── MATERIAL SHOWN ──

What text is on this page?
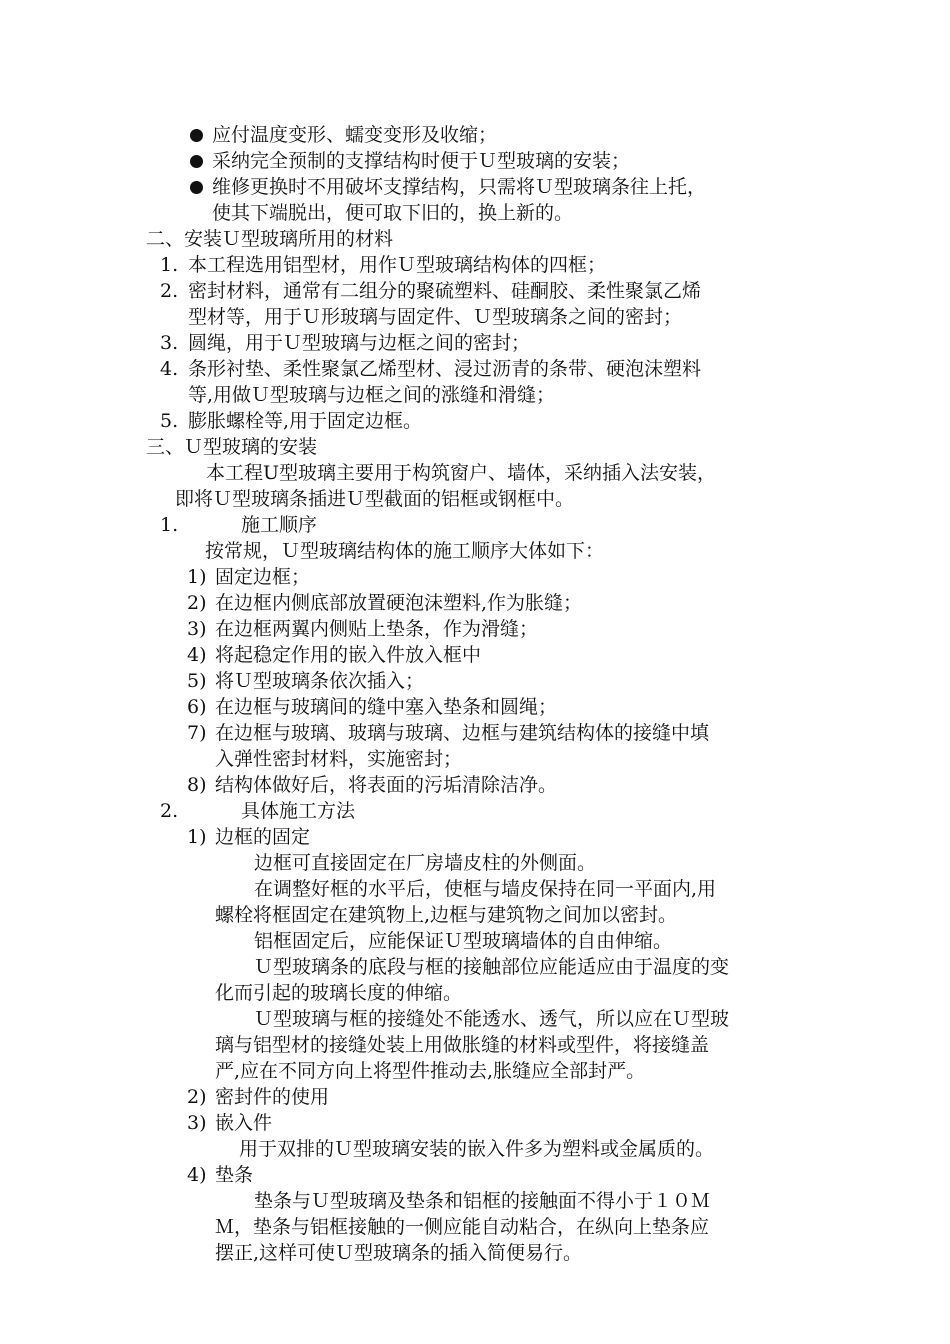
应付温度变形、蠕变变形及收缩；
采纳完全预制的支撑结构时便于Ｕ型玻璃的安装；
维修更换时不用破坏支撑结构，只需将Ｕ型玻璃条往上托，
使其下端脱出，便可取下旧的，换上新的。
二、安装Ｕ型玻璃所用的材料
1. 本工程选用铝型材，用作Ｕ型玻璃结构体的四框；
2. 密封材料，通常有二组分的聚硫塑料、硅酮胶、柔性聚氯乙烯
型材等，用于Ｕ形玻璃与固定件、Ｕ型玻璃条之间的密封；
3. 圆绳，用于Ｕ型玻璃与边框之间的密封；
4. 条形衬垫、柔性聚氯乙烯型材、浸过沥青的条带、硬泡沫塑料
等,用做Ｕ型玻璃与边框之间的涨缝和滑缝；
5. 膨胀螺栓等,用于固定边框。
三、Ｕ型玻璃的安装
本工程U型玻璃主要用于构筑窗户、墙体，采纳插入法安装，
即将Ｕ型玻璃条插进Ｕ型截面的铝框或钢框中。
1.	施工顺序
按常规，Ｕ型玻璃结构体的施工顺序大体如下：
1) 固定边框；
2) 在边框内侧底部放置硬泡沫塑料,作为胀缝；
3) 在边框两翼内侧贴上垫条，作为滑缝；
4) 将起稳定作用的嵌入件放入框中
5) 将Ｕ型玻璃条依次插入；
6) 在边框与玻璃间的缝中塞入垫条和圆绳；
7) 在边框与玻璃、玻璃与玻璃、边框与建筑结构体的接缝中填
入弹性密封材料，实施密封；
8) 结构体做好后，将表面的污垢清除洁净。
2.	具体施工方法
1) 边框的固定
边框可直接固定在厂房墙皮柱的外侧面。
在调整好框的水平后，使框与墙皮保持在同一平面内,用
螺栓将框固定在建筑物上,边框与建筑物之间加以密封。
铝框固定后，应能保证Ｕ型玻璃墙体的自由伸缩。
Ｕ型玻璃条的底段与框的接触部位应能适应由于温度的变
化而引起的玻璃长度的伸缩。
Ｕ型玻璃与框的接缝处不能透水、透气，所以应在Ｕ型玻
璃与铝型材的接缝处装上用做胀缝的材料或型件，将接缝盖
严,应在不同方向上将型件推动去,胀缝应全部封严。
2) 密封件的使用
3) 嵌入件
用于双排的Ｕ型玻璃安装的嵌入件多为塑料或金属质的。
4) 垫条
垫条与Ｕ型玻璃及垫条和铝框的接触面不得小于１０Ｍ
Ｍ，垫条与铝框接触的一侧应能自动粘合，在纵向上垫条应
摆正,这样可使Ｕ型玻璃条的插入简便易行。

───

> [WORK TO COMPLETE]:
Write out the listing above again, exactly, but with no pictures in the copy.

> [FULL OUTPUT]:
What text is on this page?
应付温度变形、蠕变变形及收缩；
采纳完全预制的支撑结构时便于Ｕ型玻璃的安装；
维修更换时不用破坏支撑结构，只需将Ｕ型玻璃条往上托，
使其下端脱出，便可取下旧的，换上新的。
二、安装Ｕ型玻璃所用的材料
1. 本工程选用铝型材，用作Ｕ型玻璃结构体的四框；
2. 密封材料，通常有二组分的聚硫塑料、硅酮胶、柔性聚氯乙烯
型材等，用于Ｕ形玻璃与固定件、Ｕ型玻璃条之间的密封；
3. 圆绳，用于Ｕ型玻璃与边框之间的密封；
4. 条形衬垫、柔性聚氯乙烯型材、浸过沥青的条带、硬泡沫塑料
等,用做Ｕ型玻璃与边框之间的涨缝和滑缝；
5. 膨胀螺栓等,用于固定边框。
三、Ｕ型玻璃的安装
本工程U型玻璃主要用于构筑窗户、墙体，采纳插入法安装，
即将Ｕ型玻璃条插进Ｕ型截面的铝框或钢框中。
1.	施工顺序
按常规，Ｕ型玻璃结构体的施工顺序大体如下：
1) 固定边框；
2) 在边框内侧底部放置硬泡沫塑料,作为胀缝；
3) 在边框两翼内侧贴上垫条，作为滑缝；
4) 将起稳定作用的嵌入件放入框中
5) 将Ｕ型玻璃条依次插入；
6) 在边框与玻璃间的缝中塞入垫条和圆绳；
7) 在边框与玻璃、玻璃与玻璃、边框与建筑结构体的接缝中填
入弹性密封材料，实施密封；
8) 结构体做好后，将表面的污垢清除洁净。
2.	具体施工方法
1) 边框的固定
边框可直接固定在厂房墙皮柱的外侧面。
在调整好框的水平后，使框与墙皮保持在同一平面内,用
螺栓将框固定在建筑物上,边框与建筑物之间加以密封。
铝框固定后，应能保证Ｕ型玻璃墙体的自由伸缩。
Ｕ型玻璃条的底段与框的接触部位应能适应由于温度的变
化而引起的玻璃长度的伸缩。
Ｕ型玻璃与框的接缝处不能透水、透气，所以应在Ｕ型玻
璃与铝型材的接缝处装上用做胀缝的材料或型件，将接缝盖
严,应在不同方向上将型件推动去,胀缝应全部封严。
2) 密封件的使用
3) 嵌入件
用于双排的Ｕ型玻璃安装的嵌入件多为塑料或金属质的。
4) 垫条
垫条与Ｕ型玻璃及垫条和铝框的接触面不得小于１０Ｍ
Ｍ，垫条与铝框接触的一侧应能自动粘合，在纵向上垫条应
摆正,这样可使Ｕ型玻璃条的插入简便易行。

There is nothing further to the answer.